* [Exercise details]: Pull out every line below that contains the word "branch".

(Part of a data file)
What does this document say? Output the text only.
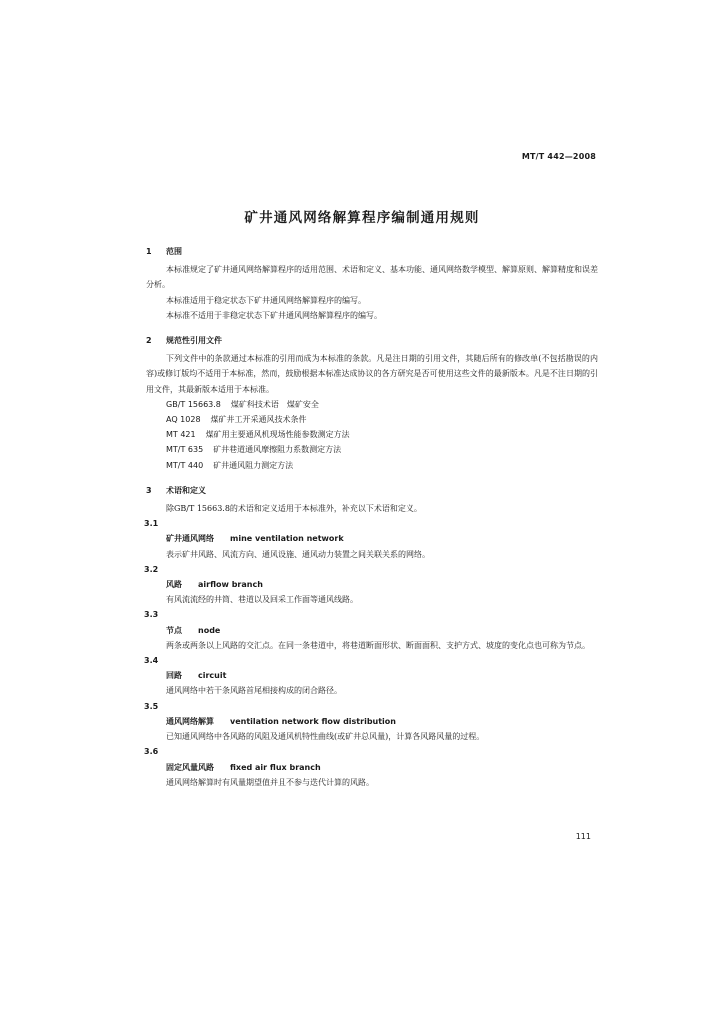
MT/T 442—2008
矿井通风网络解算程序编制通用规则
1 范围

本标准规定了矿井通风网络解算程序的适用范围、术语和定义、基本功能、通风网络数学模型、解算原则、解算精度和误差分析。

本标准适用于稳定状态下矿井通风网络解算程序的编写。

本标准不适用于非稳定状态下矿井通风网络解算程序的编写。

2 规范性引用文件

下列文件中的条款通过本标准的引用而成为本标准的条款。凡是注日期的引用文件，其随后所有的修改单(不包括勘误的内容)或修订版均不适用于本标准，然而，鼓励根据本标准达成协议的各方研究是否可使用这些文件的最新版本。凡是不注日期的引用文件，其最新版本适用于本标准。

GB/T 15663.8 煤矿科技术语　煤矿安全
AQ 1028 煤矿井工开采通风技术条件
MT 421 煤矿用主要通风机现场性能参数测定方法
MT/T 635 矿井巷道通风摩擦阻力系数测定方法
MT/T 440 矿井通风阻力测定方法
3 术语和定义

除GB/T 15663.8的术语和定义适用于本标准外，补充以下术语和定义。

3.1
矿井通风网络 mine ventilation network

表示矿井风路、风流方向、通风设施、通风动力装置之间关联关系的网络。

3.2
风路 airflow branch

有风流流经的井筒、巷道以及回采工作面等通风线路。

3.3
节点 node

两条或两条以上风路的交汇点。在同一条巷道中，将巷道断面形状、断面面积、支护方式、坡度的变化点也可称为节点。

3.4
回路 circuit

通风网络中若干条风路首尾相接构成的闭合路径。

3.5
通风网络解算 ventilation network flow distribution

已知通风网络中各风路的风阻及通风机特性曲线(或矿井总风量)，计算各风路风量的过程。

3.6
固定风量风路 fixed air flux branch

通风网络解算时有风量期望值并且不参与迭代计算的风路。

111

* [Correct output]:
风路 airflow branch
固定风量风路 fixed air flux branch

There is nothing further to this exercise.